● Stored data
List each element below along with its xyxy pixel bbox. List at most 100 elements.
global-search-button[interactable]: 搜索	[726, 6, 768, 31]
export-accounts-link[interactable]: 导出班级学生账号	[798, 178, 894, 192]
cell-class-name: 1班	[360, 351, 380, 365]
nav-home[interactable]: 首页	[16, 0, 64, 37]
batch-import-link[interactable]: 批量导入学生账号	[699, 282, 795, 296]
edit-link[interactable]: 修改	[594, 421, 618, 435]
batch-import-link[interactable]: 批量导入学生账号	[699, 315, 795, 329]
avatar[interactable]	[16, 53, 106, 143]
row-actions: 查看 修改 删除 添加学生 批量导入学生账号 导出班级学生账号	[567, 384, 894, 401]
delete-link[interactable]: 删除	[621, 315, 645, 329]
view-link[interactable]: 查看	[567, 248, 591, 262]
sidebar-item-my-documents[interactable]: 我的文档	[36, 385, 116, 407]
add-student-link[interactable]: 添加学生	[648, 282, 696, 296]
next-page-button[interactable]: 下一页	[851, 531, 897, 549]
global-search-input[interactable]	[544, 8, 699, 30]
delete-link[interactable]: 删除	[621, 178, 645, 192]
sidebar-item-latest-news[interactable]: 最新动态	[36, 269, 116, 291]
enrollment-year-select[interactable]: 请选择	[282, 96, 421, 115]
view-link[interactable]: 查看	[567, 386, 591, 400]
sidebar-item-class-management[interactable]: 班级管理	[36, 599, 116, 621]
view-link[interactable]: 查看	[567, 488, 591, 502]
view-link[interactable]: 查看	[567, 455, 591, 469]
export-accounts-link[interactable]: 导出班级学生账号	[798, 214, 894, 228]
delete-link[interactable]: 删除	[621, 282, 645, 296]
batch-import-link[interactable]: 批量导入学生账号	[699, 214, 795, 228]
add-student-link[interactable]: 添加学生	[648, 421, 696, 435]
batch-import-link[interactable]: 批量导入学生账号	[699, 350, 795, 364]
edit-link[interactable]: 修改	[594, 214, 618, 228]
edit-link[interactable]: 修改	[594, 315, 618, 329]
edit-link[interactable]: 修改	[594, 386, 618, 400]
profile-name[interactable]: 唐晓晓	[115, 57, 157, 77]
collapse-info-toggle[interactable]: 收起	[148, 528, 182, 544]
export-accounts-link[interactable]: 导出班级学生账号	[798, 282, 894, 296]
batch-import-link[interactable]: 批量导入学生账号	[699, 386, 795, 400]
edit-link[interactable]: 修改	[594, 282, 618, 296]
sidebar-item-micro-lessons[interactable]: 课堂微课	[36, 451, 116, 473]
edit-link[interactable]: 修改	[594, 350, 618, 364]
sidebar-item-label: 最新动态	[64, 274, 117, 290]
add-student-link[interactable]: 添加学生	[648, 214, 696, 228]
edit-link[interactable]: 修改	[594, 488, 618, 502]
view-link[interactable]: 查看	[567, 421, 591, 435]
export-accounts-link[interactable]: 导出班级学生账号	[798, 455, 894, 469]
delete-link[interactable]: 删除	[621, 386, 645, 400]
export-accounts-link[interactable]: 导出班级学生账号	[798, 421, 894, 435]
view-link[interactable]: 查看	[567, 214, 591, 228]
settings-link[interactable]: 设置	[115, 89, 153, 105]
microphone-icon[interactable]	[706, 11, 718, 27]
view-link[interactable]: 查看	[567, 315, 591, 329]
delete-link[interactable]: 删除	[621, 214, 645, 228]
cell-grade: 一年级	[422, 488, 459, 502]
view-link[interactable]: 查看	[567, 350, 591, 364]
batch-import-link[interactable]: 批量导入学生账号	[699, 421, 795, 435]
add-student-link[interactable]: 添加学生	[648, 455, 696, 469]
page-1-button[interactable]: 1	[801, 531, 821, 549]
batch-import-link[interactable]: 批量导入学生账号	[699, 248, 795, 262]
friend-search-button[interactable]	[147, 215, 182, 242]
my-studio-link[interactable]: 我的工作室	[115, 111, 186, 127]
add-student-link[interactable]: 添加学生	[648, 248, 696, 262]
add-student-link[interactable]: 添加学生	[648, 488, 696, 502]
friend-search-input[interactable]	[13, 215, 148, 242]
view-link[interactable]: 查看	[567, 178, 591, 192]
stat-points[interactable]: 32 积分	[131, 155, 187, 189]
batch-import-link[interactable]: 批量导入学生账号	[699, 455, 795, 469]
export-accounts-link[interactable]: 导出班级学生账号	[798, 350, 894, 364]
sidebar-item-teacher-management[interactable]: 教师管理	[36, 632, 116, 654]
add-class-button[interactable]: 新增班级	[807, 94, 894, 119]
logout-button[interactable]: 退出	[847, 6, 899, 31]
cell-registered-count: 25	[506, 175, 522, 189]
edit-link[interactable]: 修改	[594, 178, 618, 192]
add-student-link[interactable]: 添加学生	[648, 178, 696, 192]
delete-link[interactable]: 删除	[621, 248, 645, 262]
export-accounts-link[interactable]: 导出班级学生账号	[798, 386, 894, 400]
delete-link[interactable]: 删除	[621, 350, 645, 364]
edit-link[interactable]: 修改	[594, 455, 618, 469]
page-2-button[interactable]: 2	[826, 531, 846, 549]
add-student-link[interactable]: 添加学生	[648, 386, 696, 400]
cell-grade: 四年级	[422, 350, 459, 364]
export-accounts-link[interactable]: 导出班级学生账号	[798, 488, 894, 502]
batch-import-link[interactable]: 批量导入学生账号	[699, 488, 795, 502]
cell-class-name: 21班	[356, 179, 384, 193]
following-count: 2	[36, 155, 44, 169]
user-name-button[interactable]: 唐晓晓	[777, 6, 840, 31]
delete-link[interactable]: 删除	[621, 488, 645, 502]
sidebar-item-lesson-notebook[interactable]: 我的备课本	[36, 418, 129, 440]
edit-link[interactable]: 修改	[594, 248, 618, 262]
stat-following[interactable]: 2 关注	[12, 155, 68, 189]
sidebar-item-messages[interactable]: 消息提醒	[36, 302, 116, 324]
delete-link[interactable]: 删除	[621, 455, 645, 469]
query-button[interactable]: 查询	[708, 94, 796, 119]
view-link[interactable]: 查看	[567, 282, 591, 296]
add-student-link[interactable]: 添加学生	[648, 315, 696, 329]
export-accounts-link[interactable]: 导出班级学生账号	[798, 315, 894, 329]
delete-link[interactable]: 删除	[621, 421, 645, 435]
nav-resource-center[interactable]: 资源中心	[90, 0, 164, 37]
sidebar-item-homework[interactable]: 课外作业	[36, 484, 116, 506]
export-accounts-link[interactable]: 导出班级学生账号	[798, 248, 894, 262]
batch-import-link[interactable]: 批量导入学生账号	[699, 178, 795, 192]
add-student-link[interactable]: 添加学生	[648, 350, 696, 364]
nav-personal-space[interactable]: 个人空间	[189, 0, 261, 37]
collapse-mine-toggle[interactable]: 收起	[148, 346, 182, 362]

● Written problem
Copy word for word the lines of the data above, starting with the first line and going on through the line that contains "386, 591, 400]".

● Task response
List each element below along with its xyxy pixel bbox. List at most 100 elements.
global-search-button[interactable]: 搜索	[726, 6, 768, 31]
export-accounts-link[interactable]: 导出班级学生账号	[798, 178, 894, 192]
cell-class-name: 1班	[360, 351, 380, 365]
nav-home[interactable]: 首页	[16, 0, 64, 37]
batch-import-link[interactable]: 批量导入学生账号	[699, 282, 795, 296]
edit-link[interactable]: 修改	[594, 421, 618, 435]
batch-import-link[interactable]: 批量导入学生账号	[699, 315, 795, 329]
avatar[interactable]	[16, 53, 106, 143]
row-actions: 查看 修改 删除 添加学生 批量导入学生账号 导出班级学生账号	[567, 384, 894, 401]
delete-link[interactable]: 删除	[621, 315, 645, 329]
view-link[interactable]: 查看	[567, 248, 591, 262]
sidebar-item-my-documents[interactable]: 我的文档	[36, 385, 116, 407]
add-student-link[interactable]: 添加学生	[648, 282, 696, 296]
next-page-button[interactable]: 下一页	[851, 531, 897, 549]
global-search-input[interactable]	[544, 8, 699, 30]
delete-link[interactable]: 删除	[621, 178, 645, 192]
sidebar-item-latest-news[interactable]: 最新动态	[36, 269, 116, 291]
enrollment-year-select[interactable]: 请选择	[282, 96, 421, 115]
view-link[interactable]: 查看	[567, 386, 591, 400]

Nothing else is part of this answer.